[STATED GOAL]: Copy every record below, exactly as written.

[DATA LISTING]:
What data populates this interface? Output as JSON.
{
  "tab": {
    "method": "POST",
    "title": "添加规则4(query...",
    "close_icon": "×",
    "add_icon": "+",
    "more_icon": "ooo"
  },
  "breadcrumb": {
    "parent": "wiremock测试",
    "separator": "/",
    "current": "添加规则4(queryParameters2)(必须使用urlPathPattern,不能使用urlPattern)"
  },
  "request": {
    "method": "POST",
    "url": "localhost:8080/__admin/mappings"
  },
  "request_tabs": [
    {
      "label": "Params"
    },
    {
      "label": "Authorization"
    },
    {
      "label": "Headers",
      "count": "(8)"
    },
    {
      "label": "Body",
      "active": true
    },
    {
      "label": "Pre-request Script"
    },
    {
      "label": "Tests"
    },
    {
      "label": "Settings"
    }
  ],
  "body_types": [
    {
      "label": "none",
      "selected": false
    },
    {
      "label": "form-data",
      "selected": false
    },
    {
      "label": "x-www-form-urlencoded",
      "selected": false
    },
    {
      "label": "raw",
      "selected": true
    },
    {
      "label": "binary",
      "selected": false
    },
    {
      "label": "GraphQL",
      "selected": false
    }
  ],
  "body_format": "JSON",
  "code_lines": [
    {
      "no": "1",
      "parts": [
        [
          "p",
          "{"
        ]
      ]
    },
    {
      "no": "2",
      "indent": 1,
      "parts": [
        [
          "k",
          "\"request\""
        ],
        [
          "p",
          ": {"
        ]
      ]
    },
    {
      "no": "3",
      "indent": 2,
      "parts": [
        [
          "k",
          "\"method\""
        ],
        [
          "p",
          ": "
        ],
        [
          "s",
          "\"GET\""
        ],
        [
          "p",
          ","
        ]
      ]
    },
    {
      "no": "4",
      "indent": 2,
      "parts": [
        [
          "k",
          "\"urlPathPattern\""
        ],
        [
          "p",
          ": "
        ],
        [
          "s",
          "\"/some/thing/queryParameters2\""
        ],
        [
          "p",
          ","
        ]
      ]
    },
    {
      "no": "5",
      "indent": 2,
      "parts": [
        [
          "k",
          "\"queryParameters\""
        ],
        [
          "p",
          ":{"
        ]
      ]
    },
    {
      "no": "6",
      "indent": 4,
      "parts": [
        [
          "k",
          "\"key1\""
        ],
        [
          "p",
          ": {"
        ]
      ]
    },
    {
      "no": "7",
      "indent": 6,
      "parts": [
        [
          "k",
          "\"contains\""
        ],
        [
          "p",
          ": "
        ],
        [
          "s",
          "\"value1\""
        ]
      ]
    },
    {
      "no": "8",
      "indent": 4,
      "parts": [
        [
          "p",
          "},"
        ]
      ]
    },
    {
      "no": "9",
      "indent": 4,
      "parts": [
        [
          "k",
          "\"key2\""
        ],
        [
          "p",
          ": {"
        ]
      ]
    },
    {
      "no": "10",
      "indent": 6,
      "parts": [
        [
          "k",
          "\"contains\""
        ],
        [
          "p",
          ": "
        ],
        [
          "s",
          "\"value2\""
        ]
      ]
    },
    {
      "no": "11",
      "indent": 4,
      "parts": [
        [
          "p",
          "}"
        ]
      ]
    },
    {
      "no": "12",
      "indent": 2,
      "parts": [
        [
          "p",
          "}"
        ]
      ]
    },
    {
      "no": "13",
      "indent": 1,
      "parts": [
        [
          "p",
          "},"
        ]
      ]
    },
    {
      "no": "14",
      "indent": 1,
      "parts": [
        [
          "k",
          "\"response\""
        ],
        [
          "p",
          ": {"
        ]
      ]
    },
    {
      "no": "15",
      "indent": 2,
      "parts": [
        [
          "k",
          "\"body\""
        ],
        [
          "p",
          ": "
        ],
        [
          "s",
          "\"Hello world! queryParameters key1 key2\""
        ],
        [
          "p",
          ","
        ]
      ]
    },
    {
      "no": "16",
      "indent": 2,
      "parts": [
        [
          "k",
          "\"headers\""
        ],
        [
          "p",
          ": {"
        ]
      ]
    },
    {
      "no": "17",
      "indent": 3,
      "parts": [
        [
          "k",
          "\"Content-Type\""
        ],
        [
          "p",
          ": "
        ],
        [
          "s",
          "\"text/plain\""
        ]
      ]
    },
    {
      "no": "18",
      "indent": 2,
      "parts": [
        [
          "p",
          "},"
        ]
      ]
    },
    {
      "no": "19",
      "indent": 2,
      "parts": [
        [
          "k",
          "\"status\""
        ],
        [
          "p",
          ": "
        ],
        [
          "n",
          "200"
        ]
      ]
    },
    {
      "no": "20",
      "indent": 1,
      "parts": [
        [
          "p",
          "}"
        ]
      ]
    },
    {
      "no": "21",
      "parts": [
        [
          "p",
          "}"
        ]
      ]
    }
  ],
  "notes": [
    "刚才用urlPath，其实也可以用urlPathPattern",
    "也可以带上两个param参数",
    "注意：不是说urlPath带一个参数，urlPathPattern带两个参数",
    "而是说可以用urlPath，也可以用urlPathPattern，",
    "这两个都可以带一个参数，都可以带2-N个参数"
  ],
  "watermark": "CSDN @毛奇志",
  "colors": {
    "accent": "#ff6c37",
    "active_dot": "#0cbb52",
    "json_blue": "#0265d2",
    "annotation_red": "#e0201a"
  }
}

[SOLUTION]:
What data populates this interface? Output as JSON.
{
  "tab": {
    "method": "POST",
    "title": "添加规则4(query...",
    "close_icon": "×",
    "add_icon": "+",
    "more_icon": "ooo"
  },
  "breadcrumb": {
    "parent": "wiremock测试",
    "separator": "/",
    "current": "添加规则4(queryParameters2)(必须使用urlPathPattern,不能使用urlPattern)"
  },
  "request": {
    "method": "POST",
    "url": "localhost:8080/__admin/mappings"
  },
  "request_tabs": [
    {
      "label": "Params"
    },
    {
      "label": "Authorization"
    },
    {
      "label": "Headers",
      "count": "(8)"
    },
    {
      "label": "Body",
      "active": true
    },
    {
      "label": "Pre-request Script"
    },
    {
      "label": "Tests"
    },
    {
      "label": "Settings"
    }
  ],
  "body_types": [
    {
      "label": "none",
      "selected": false
    },
    {
      "label": "form-data",
      "selected": false
    },
    {
      "label": "x-www-form-urlencoded",
      "selected": false
    },
    {
      "label": "raw",
      "selected": true
    },
    {
      "label": "binary",
      "selected": false
    },
    {
      "label": "GraphQL",
      "selected": false
    }
  ],
  "body_format": "JSON",
  "code_lines": [
    {
      "no": "1",
      "parts": [
        [
          "p",
          "{"
        ]
      ]
    },
    {
      "no": "2",
      "indent": 1,
      "parts": [
        [
          "k",
          "\"request\""
        ],
        [
          "p",
          ": {"
        ]
      ]
    },
    {
      "no": "3",
      "indent": 2,
      "parts": [
        [
          "k",
          "\"method\""
        ],
        [
          "p",
          ": "
        ],
        [
          "s",
          "\"GET\""
        ],
        [
          "p",
          ","
        ]
      ]
    },
    {
      "no": "4",
      "indent": 2,
      "parts": [
        [
          "k",
          "\"urlPathPattern\""
        ],
        [
          "p",
          ": "
        ],
        [
          "s",
          "\"/some/thing/queryParameters2\""
        ],
        [
          "p",
          ","
        ]
      ]
    },
    {
      "no": "5",
      "indent": 2,
      "parts": [
        [
          "k",
          "\"queryParameters\""
        ],
        [
          "p",
          ":{"
        ]
      ]
    },
    {
      "no": "6",
      "indent": 4,
      "parts": [
        [
          "k",
          "\"key1\""
        ],
        [
          "p",
          ": {"
        ]
      ]
    },
    {
      "no": "7",
      "indent": 6,
      "parts": [
        [
          "k",
          "\"contains\""
        ],
        [
          "p",
          ": "
        ],
        [
          "s",
          "\"value1\""
        ]
      ]
    },
    {
      "no": "8",
      "indent": 4,
      "parts": [
        [
          "p",
          "},"
        ]
      ]
    },
    {
      "no": "9",
      "indent": 4,
      "parts": [
        [
          "k",
          "\"key2\""
        ],
        [
          "p",
          ": {"
        ]
      ]
    },
    {
      "no": "10",
      "indent": 6,
      "parts": [
        [
          "k",
          "\"contains\""
        ],
        [
          "p",
          ": "
        ],
        [
          "s",
          "\"value2\""
        ]
      ]
    },
    {
      "no": "11",
      "indent": 4,
      "parts": [
        [
          "p",
          "}"
        ]
      ]
    },
    {
      "no": "12",
      "indent": 2,
      "parts": [
        [
          "p",
          "}"
        ]
      ]
    },
    {
      "no": "13",
      "indent": 1,
      "parts": [
        [
          "p",
          "},"
        ]
      ]
    },
    {
      "no": "14",
      "indent": 1,
      "parts": [
        [
          "k",
          "\"response\""
        ],
        [
          "p",
          ": {"
        ]
      ]
    },
    {
      "no": "15",
      "indent": 2,
      "parts": [
        [
          "k",
          "\"body\""
        ],
        [
          "p",
          ": "
        ],
        [
          "s",
          "\"Hello world! queryParameters key1 key2\""
        ],
        [
          "p",
          ","
        ]
      ]
    },
    {
      "no": "16",
      "indent": 2,
      "parts": [
        [
          "k",
          "\"headers\""
        ],
        [
          "p",
          ": {"
        ]
      ]
    },
    {
      "no": "17",
      "indent": 3,
      "parts": [
        [
          "k",
          "\"Content-Type\""
        ],
        [
          "p",
          ": "
        ],
        [
          "s",
          "\"text/plain\""
        ]
      ]
    },
    {
      "no": "18",
      "indent": 2,
      "parts": [
        [
          "p",
          "},"
        ]
      ]
    },
    {
      "no": "19",
      "indent": 2,
      "parts": [
        [
          "k",
          "\"status\""
        ],
        [
          "p",
          ": "
        ],
        [
          "n",
          "200"
        ]
      ]
    },
    {
      "no": "20",
      "indent": 1,
      "parts": [
        [
          "p",
          "}"
        ]
      ]
    },
    {
      "no": "21",
      "parts": [
        [
          "p",
          "}"
        ]
      ]
    }
  ],
  "notes": [
    "刚才用urlPath，其实也可以用urlPathPattern",
    "也可以带上两个param参数",
    "注意：不是说urlPath带一个参数，urlPathPattern带两个参数",
    "而是说可以用urlPath，也可以用urlPathPattern，",
    "这两个都可以带一个参数，都可以带2-N个参数"
  ],
  "watermark": "CSDN @毛奇志",
  "colors": {
    "accent": "#ff6c37",
    "active_dot": "#0cbb52",
    "json_blue": "#0265d2",
    "annotation_red": "#e0201a"
  }
}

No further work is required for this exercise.